Work to complete — Give a verbatim copy of the lines below, minus the pictures.

Data shown —
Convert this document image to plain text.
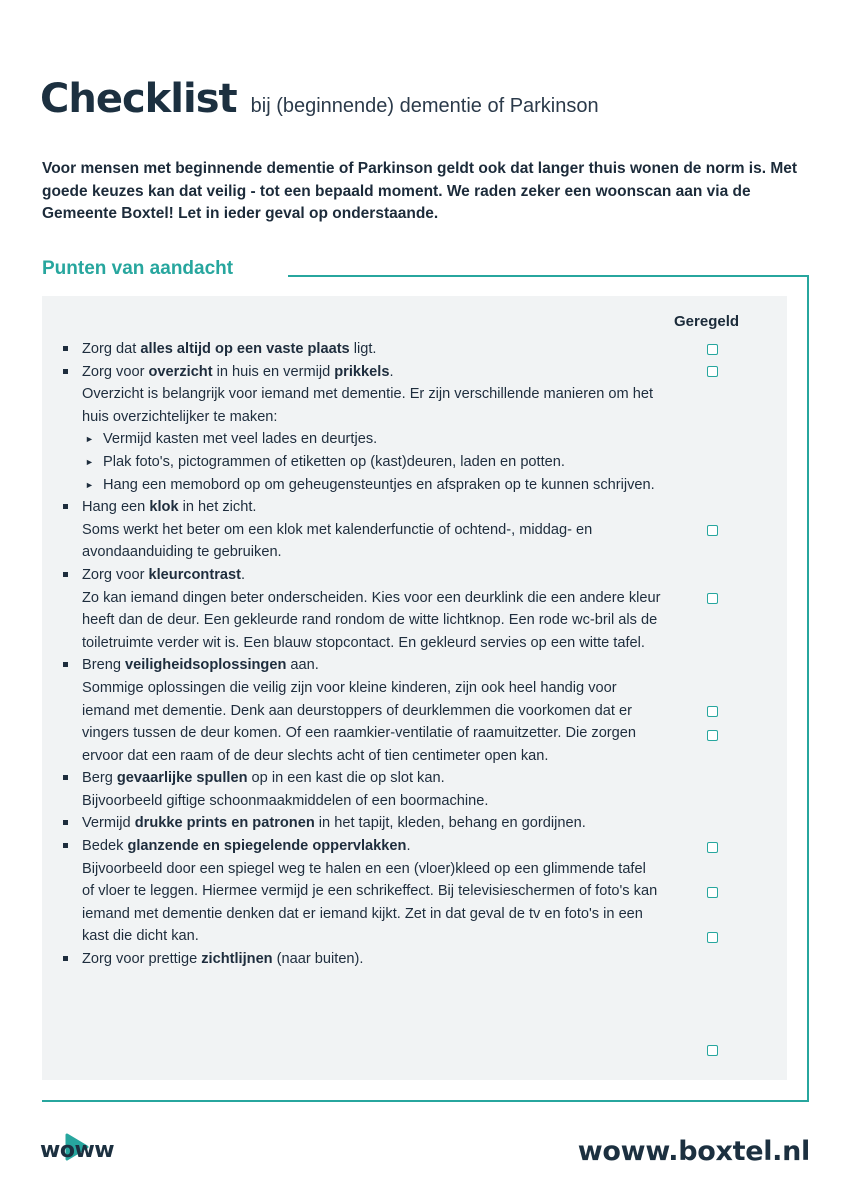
Checklist bij (beginnende) dementie of Parkinson

Voor mensen met beginnende dementie of Parkinson geldt ook dat langer thuis wonen de norm is. Met goede keuzes kan dat veilig - tot een bepaald moment. We raden zeker een woonscan aan via de Gemeente Boxtel! Let in ieder geval op onderstaande.

Punten van aandacht
Geregeld
Zorg dat alles altijd op een vaste plaats ligt.
Zorg voor overzicht in huis en vermijd prikkels.
Overzicht is belangrijk voor iemand met dementie. Er zijn verschillende manieren om het huis overzichtelijker te maken:
► Vermijd kasten met veel lades en deurtjes.
► Plak foto's, pictogrammen of etiketten op (kast)deuren, laden en potten.
► Hang een memobord op om geheugensteuntjes en afspraken op te kunnen schrijven.
Hang een klok in het zicht.
Soms werkt het beter om een klok met kalenderfunctie of ochtend-, middag- en avondaanduiding te gebruiken.
Zorg voor kleurcontrast.
Zo kan iemand dingen beter onderscheiden. Kies voor een deurklink die een andere kleur heeft dan de deur. Een gekleurde rand rondom de witte lichtknop. Een rode wc-bril als de toiletruimte verder wit is. Een blauw stopcontact. En gekleurd servies op een witte tafel.
Breng veiligheidsoplossingen aan.
Sommige oplossingen die veilig zijn voor kleine kinderen, zijn ook heel handig voor iemand met dementie. Denk aan deurstoppers of deurklemmen die voorkomen dat er vingers tussen de deur komen. Of een raamkier-ventilatie of raamuitzetter. Die zorgen ervoor dat een raam of de deur slechts acht of tien centimeter open kan.
Berg gevaarlijke spullen op in een kast die op slot kan.
Bijvoorbeeld giftige schoonmaakmiddelen of een boormachine.
Vermijd drukke prints en patronen in het tapijt, kleden, behang en gordijnen.
Bedek glanzende en spiegelende oppervlakken.
Bijvoorbeeld door een spiegel weg te halen en een (vloer)kleed op een glimmende tafel of vloer te leggen. Hiermee vermijd je een schrikeffect. Bij televisieschermen of foto's kan iemand met dementie denken dat er iemand kijkt. Zet in dat geval de tv en foto's in een kast die dicht kan.
Zorg voor prettige zichtlijnen (naar buiten).
woww	woww.boxtel.nl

Response to the exercise —
Convert this document image to plain text.
Checklist bij (beginnende) dementie of Parkinson

Voor mensen met beginnende dementie of Parkinson geldt ook dat langer thuis wonen de norm is. Met goede keuzes kan dat veilig - tot een bepaald moment. We raden zeker een woonscan aan via de Gemeente Boxtel! Let in ieder geval op onderstaande.

Punten van aandacht
Geregeld
Zorg dat alles altijd op een vaste plaats ligt.
Zorg voor overzicht in huis en vermijd prikkels.
Overzicht is belangrijk voor iemand met dementie. Er zijn verschillende manieren om het huis overzichtelijker te maken:
► Vermijd kasten met veel lades en deurtjes.
► Plak foto's, pictogrammen of etiketten op (kast)deuren, laden en potten.
► Hang een memobord op om geheugensteuntjes en afspraken op te kunnen schrijven.
Hang een klok in het zicht.
Soms werkt het beter om een klok met kalenderfunctie of ochtend-, middag- en avondaanduiding te gebruiken.
Zorg voor kleurcontrast.
Zo kan iemand dingen beter onderscheiden. Kies voor een deurklink die een andere kleur heeft dan de deur. Een gekleurde rand rondom de witte lichtknop. Een rode wc-bril als de toiletruimte verder wit is. Een blauw stopcontact. En gekleurd servies op een witte tafel.
Breng veiligheidsoplossingen aan.
Sommige oplossingen die veilig zijn voor kleine kinderen, zijn ook heel handig voor iemand met dementie. Denk aan deurstoppers of deurklemmen die voorkomen dat er vingers tussen de deur komen. Of een raamkier-ventilatie of raamuitzetter. Die zorgen ervoor dat een raam of de deur slechts acht of tien centimeter open kan.
Berg gevaarlijke spullen op in een kast die op slot kan.
Bijvoorbeeld giftige schoonmaakmiddelen of een boormachine.
Vermijd drukke prints en patronen in het tapijt, kleden, behang en gordijnen.
Bedek glanzende en spiegelende oppervlakken.
Bijvoorbeeld door een spiegel weg te halen en een (vloer)kleed op een glimmende tafel of vloer te leggen. Hiermee vermijd je een schrikeffect. Bij televisieschermen of foto's kan iemand met dementie denken dat er iemand kijkt. Zet in dat geval de tv en foto's in een kast die dicht kan.
Zorg voor prettige zichtlijnen (naar buiten).
woww	woww.boxtel.nl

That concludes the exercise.